[Data entries]
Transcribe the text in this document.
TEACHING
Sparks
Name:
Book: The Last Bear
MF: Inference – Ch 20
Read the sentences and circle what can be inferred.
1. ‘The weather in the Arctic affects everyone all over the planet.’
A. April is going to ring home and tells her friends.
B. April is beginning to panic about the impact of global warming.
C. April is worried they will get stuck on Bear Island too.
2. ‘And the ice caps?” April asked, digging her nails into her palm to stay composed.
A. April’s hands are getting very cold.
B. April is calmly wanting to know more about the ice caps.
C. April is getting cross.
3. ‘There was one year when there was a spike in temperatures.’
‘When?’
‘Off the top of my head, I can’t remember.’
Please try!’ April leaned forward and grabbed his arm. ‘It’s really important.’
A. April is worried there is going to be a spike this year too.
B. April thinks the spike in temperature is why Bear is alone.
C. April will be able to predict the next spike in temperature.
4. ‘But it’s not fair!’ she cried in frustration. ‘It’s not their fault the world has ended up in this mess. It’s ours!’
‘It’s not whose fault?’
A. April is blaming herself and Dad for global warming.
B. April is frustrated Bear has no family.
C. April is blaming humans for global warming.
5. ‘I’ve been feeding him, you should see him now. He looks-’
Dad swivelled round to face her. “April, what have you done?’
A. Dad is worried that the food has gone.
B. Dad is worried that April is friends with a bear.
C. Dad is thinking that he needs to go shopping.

### Directions
Quote each line of the listing above exactly.

### Response to this exercise
Transcribe the text in this document.
TEACHING
Sparks
Name:
Book: The Last Bear
MF: Inference – Ch 20
Read the sentences and circle what can be inferred.
1. ‘The weather in the Arctic affects everyone all over the planet.’
A. April is going to ring home and tells her friends.
B. April is beginning to panic about the impact of global warming.
C. April is worried they will get stuck on Bear Island too.
2. ‘And the ice caps?” April asked, digging her nails into her palm to stay composed.
A. April’s hands are getting very cold.
B. April is calmly wanting to know more about the ice caps.
C. April is getting cross.
3. ‘There was one year when there was a spike in temperatures.’
‘When?’
‘Off the top of my head, I can’t remember.’
Please try!’ April leaned forward and grabbed his arm. ‘It’s really important.’
A. April is worried there is going to be a spike this year too.
B. April thinks the spike in temperature is why Bear is alone.
C. April will be able to predict the next spike in temperature.
4. ‘But it’s not fair!’ she cried in frustration. ‘It’s not their fault the world has ended up in this mess. It’s ours!’
‘It’s not whose fault?’
A. April is blaming herself and Dad for global warming.
B. April is frustrated Bear has no family.
C. April is blaming humans for global warming.
5. ‘I’ve been feeding him, you should see him now. He looks-’
Dad swivelled round to face her. “April, what have you done?’
A. Dad is worried that the food has gone.
B. Dad is worried that April is friends with a bear.
C. Dad is thinking that he needs to go shopping.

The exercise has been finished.